Write the records out again exactly, leaving no images in.

--- START ENTRIES SHOWN ---

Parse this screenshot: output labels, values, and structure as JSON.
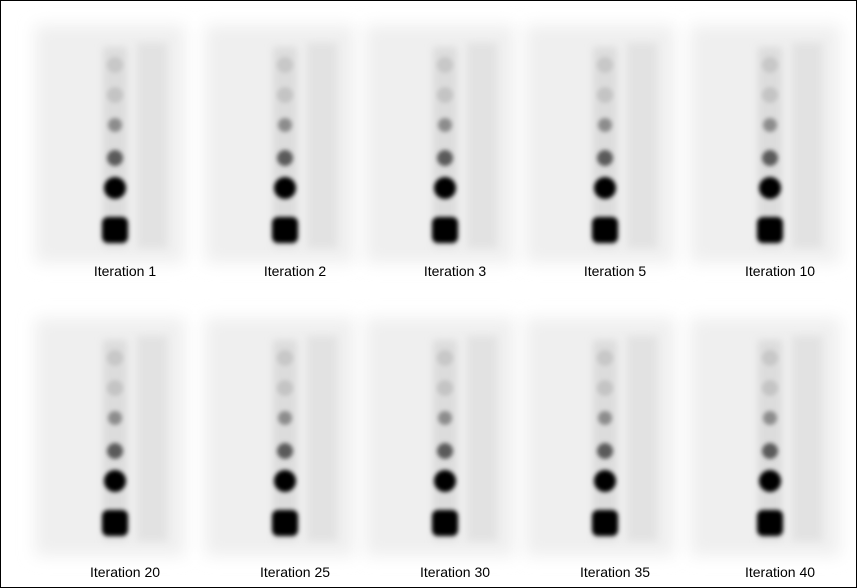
{
  "panels": [
    {
      "label": "Iteration  1"
    },
    {
      "label": "Iteration  2"
    },
    {
      "label": "Iteration  3"
    },
    {
      "label": "Iteration  5"
    },
    {
      "label": "Iteration  10"
    },
    {
      "label": "Iteration  20"
    },
    {
      "label": "Iteration  25"
    },
    {
      "label": "Iteration  30"
    },
    {
      "label": "Iteration  35"
    },
    {
      "label": "Iteration  40"
    }
  ]
}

--- END ENTRIES SHOWN ---

### SOLVED EXERCISE
Parse this screenshot: output labels, values, and structure as JSON.
{
  "panels": [
    {
      "label": "Iteration  1"
    },
    {
      "label": "Iteration  2"
    },
    {
      "label": "Iteration  3"
    },
    {
      "label": "Iteration  5"
    },
    {
      "label": "Iteration  10"
    },
    {
      "label": "Iteration  20"
    },
    {
      "label": "Iteration  25"
    },
    {
      "label": "Iteration  30"
    },
    {
      "label": "Iteration  35"
    },
    {
      "label": "Iteration  40"
    }
  ]
}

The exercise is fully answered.